Exercise task -
Return every line of the entries below that contains the string "title", matching case exactly.

Records provided -
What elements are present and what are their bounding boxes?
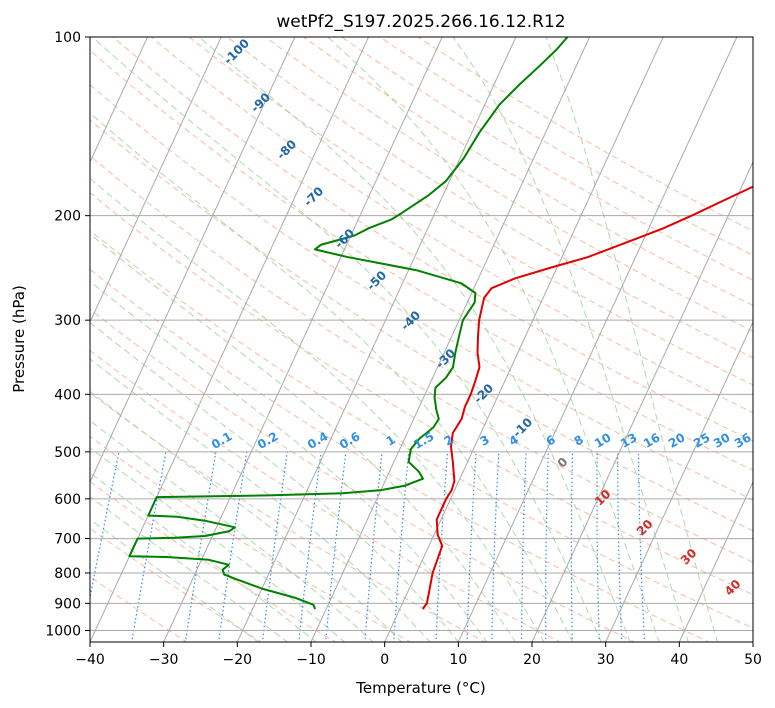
dry-adiabat-line [150,37,753,414]
moist-adiabat-line [90,358,431,642]
y-tick-label: 800 [54,566,81,582]
x-tick-label: 20 [523,652,541,668]
y-tick-label: 200 [54,209,81,225]
mixing-ratio-line [393,451,410,642]
dry-adiabat-line [90,49,753,471]
mixing-ratio-line [435,451,449,642]
isotherm-line [90,37,149,164]
moist-adiabat-line [545,37,718,642]
dry-adiabat-line [379,37,753,256]
dry-adiabat-line [90,229,753,629]
temperature-line [421,185,753,610]
moist-adiabat-line [90,447,346,642]
plot-frame [89,36,754,643]
dry-adiabat-line [226,37,753,359]
moist-adiabat-line [90,390,403,642]
dry-adiabat-line [90,527,263,642]
moist-adiabat-line [90,472,317,642]
y-tick-label: 900 [54,596,81,612]
dry-adiabat-line [302,37,753,307]
moist-adiabat-line [452,37,689,642]
dry-adiabat-line [188,37,753,386]
moist-adiabat-line [90,112,574,642]
isotherm-line [678,480,753,642]
profile-lines [128,37,753,610]
x-tick-label: −20 [223,652,253,668]
x-tick-label: −10 [296,652,326,668]
isotherm-line [531,160,753,642]
isotherm-line [384,37,664,642]
y-tick-label: 700 [54,532,81,548]
y-tick-label: 600 [54,492,81,508]
y-axis: 100 200 300 400 500 600 700 800 900 1000 [45,30,90,640]
mixing-ratio-line [298,451,322,642]
isotherm-line [605,320,753,642]
moist-adiabat-line [327,37,660,642]
y-tick-label: 100 [54,30,81,46]
isotherm-line [310,37,591,642]
moist-adiabat-line [90,518,260,642]
x-tick-label: −30 [149,652,179,668]
isotherm-line [90,37,222,324]
y-axis-title: Pressure (hPa) [10,285,28,393]
moist-adiabat-line [198,37,631,642]
dry-adiabat-line [112,37,753,442]
dry-adiabat-line [90,392,487,642]
y-tick-label: 400 [54,387,81,403]
dry-adiabat-line [90,481,337,642]
mixing-ratio-line [364,451,383,642]
dry-adiabat-line [340,37,753,281]
moist-adiabat-line [92,37,602,642]
isotherm-line [236,37,517,642]
x-axis: −40 −30 −20 −10 0 10 20 30 40 50 [75,642,762,668]
isotherm-line [163,37,443,642]
moist-adiabat-line [90,495,289,642]
dry-adiabat-line [90,192,753,596]
mixing-ratio-line [637,451,646,642]
moist-adiabat-line [90,177,545,642]
dry-adiabat-line [90,84,753,501]
dry-adiabat-line [417,37,753,232]
dewpoint-line [128,37,569,610]
x-tick-label: 30 [597,652,615,668]
dry-adiabat-line [90,349,561,642]
dry-adiabat-line [90,308,636,642]
mixing-ratio-line [466,451,477,642]
x-tick-label: 0 [380,652,389,668]
x-axis-title: Temperature (°C) [355,679,485,697]
isotherm-line [457,37,738,642]
y-tick-label: 300 [54,313,81,329]
isotherm-line [90,37,296,484]
x-tick-label: 10 [449,652,467,668]
x-tick-label: −40 [75,652,105,668]
moist-adiabat-line [90,322,459,642]
dry-adiabat-line [90,268,711,642]
mixing-ratio-line [325,451,347,642]
chart-title: wetPf2_S197.2025.266.16.12.R12 [276,12,565,32]
moist-adiabat-line [90,233,516,642]
y-tick-label: 500 [54,445,81,461]
x-tick-label: 50 [744,652,762,668]
y-tick-label: 1000 [45,624,81,640]
x-tick-label: 40 [670,652,688,668]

Exercise result -
y-axis-title: Pressure (hPa) [10,285,28,393]
x-axis-title: Temperature (°C) [355,679,485,697]
chart-title: wetPf2_S197.2025.266.16.12.R12 [276,12,565,32]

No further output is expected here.